### Job
Write out, word for word, the stretch of lines beginning at the one with "Give me the" and ending at the one with "Convert this screenshot", omitting the images.

### Input data
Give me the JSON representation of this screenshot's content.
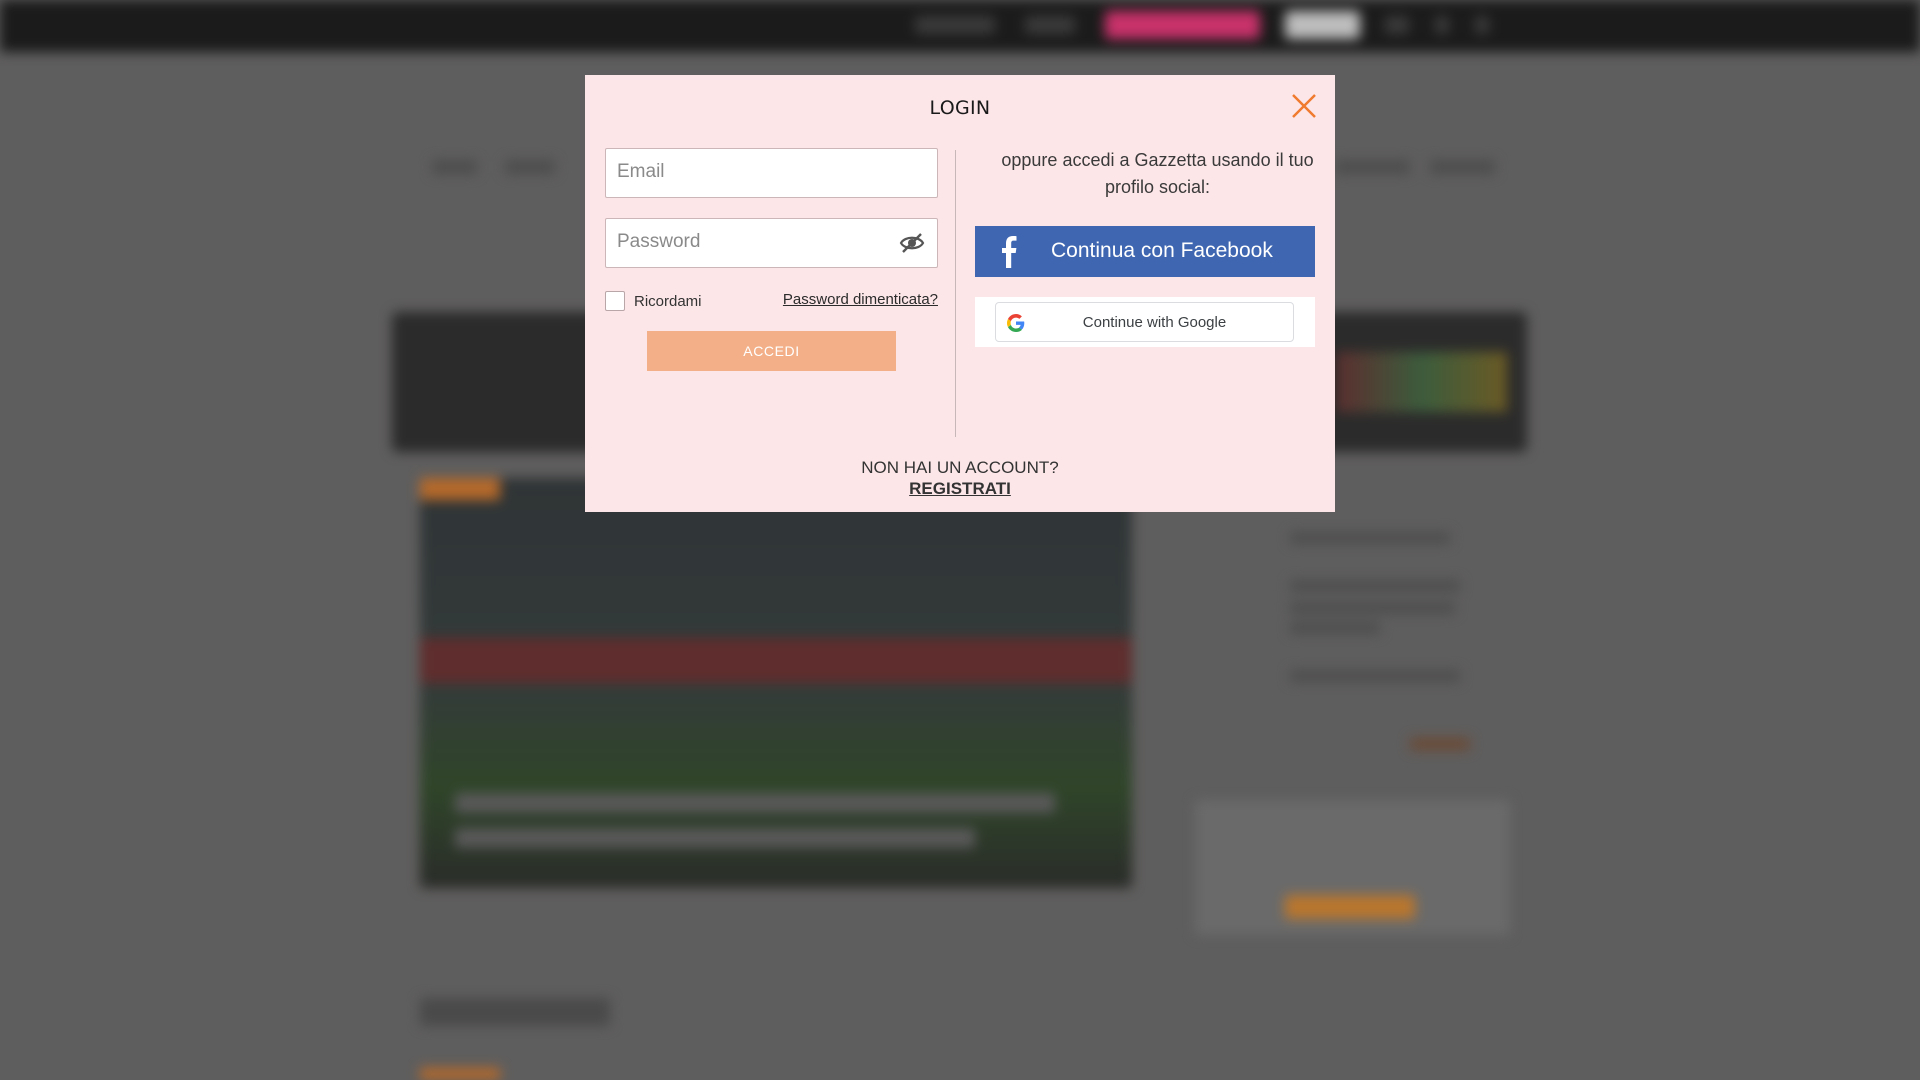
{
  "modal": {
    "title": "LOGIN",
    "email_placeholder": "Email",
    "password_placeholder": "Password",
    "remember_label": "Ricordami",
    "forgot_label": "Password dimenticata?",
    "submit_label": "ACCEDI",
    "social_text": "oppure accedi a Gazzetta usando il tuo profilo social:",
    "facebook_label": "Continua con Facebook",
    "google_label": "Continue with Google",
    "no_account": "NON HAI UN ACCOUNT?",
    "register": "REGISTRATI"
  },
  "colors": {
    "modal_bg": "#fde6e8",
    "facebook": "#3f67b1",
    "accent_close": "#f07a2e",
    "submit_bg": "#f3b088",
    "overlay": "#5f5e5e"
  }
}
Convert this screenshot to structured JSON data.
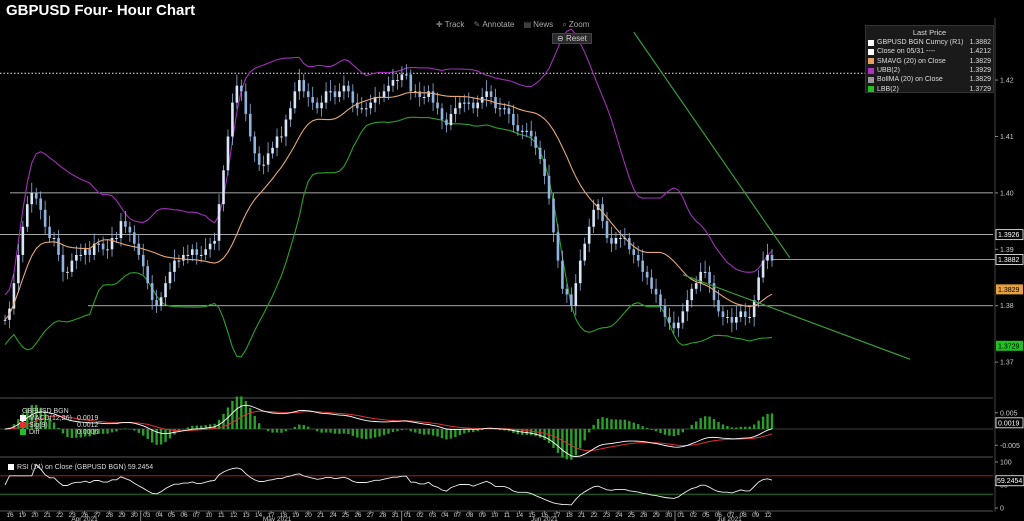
---
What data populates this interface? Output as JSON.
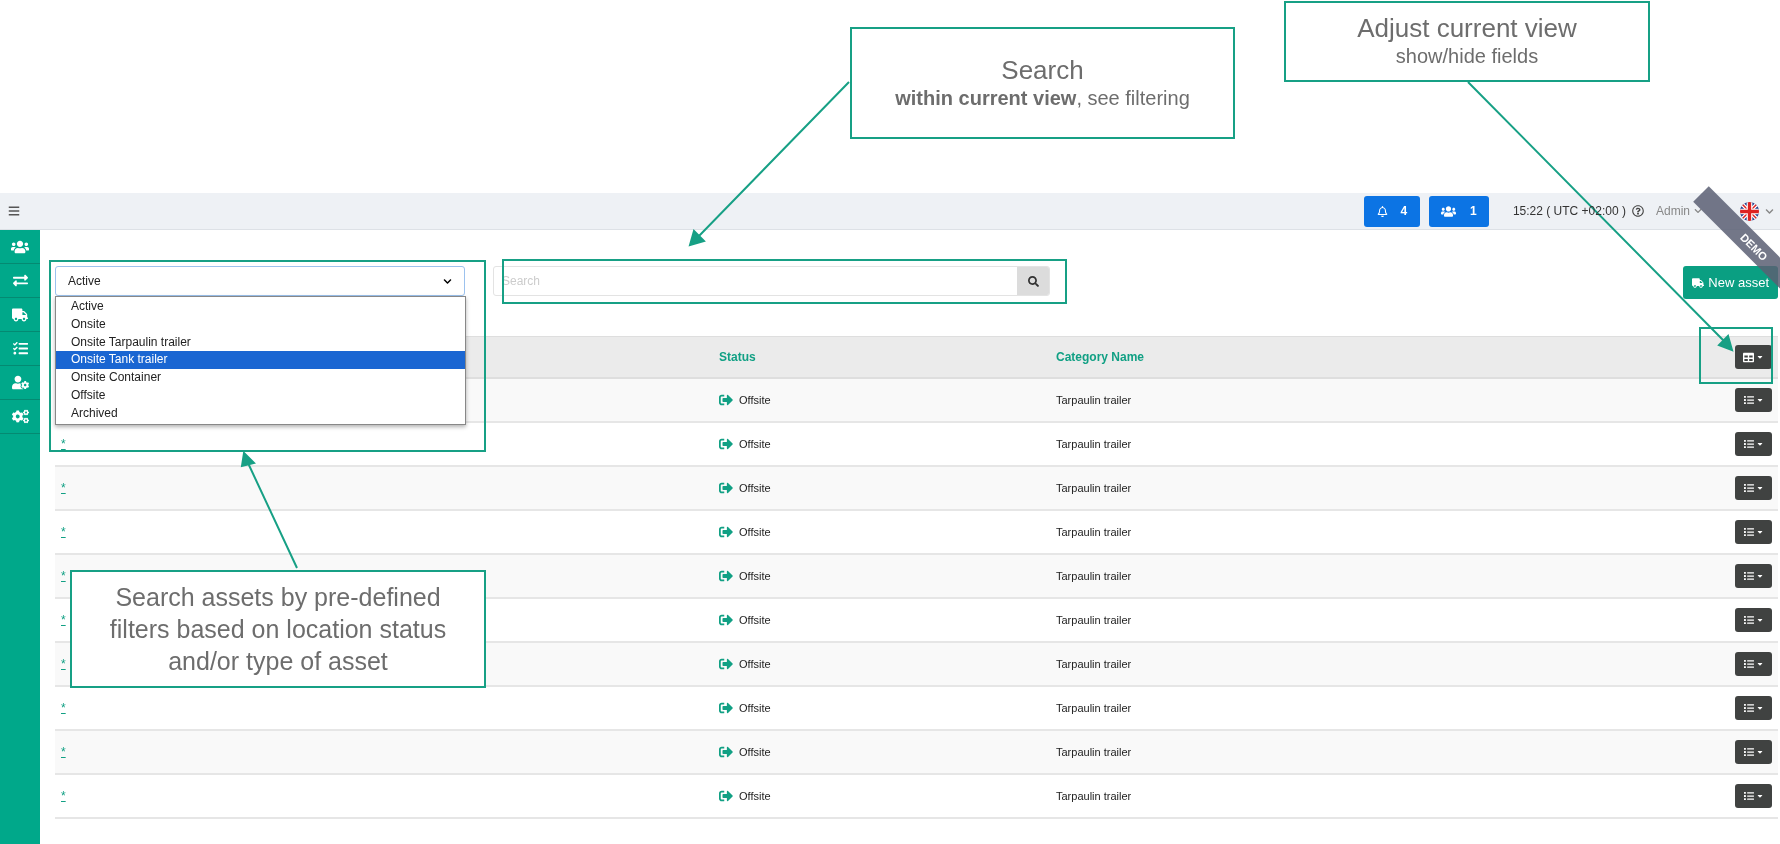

### Expected answer
Give me the JSON representation of this screenshot's content.
{
  "modal": {
    "title": "LOGIN",
    "email_placeholder": "Email",
    "password_placeholder": "Password",
    "remember_label": "Ricordami",
    "forgot_label": "Password dimenticata?",
    "submit_label": "ACCEDI",
    "social_text": "oppure accedi a Gazzetta usando il tuo profilo social:",
    "facebook_label": "Continua con Facebook",
    "google_label": "Continue with Google",
    "no_account": "NON HAI UN ACCOUNT?",
    "register": "REGISTRATI"
  },
  "colors": {
    "modal_bg": "#fde6e8",
    "facebook": "#3f67b1",
    "accent_close": "#f07a2e",
    "submit_bg": "#f3b088",
    "overlay": "#5f5e5e"
  }
}
Convert this screenshot to structured JSON data.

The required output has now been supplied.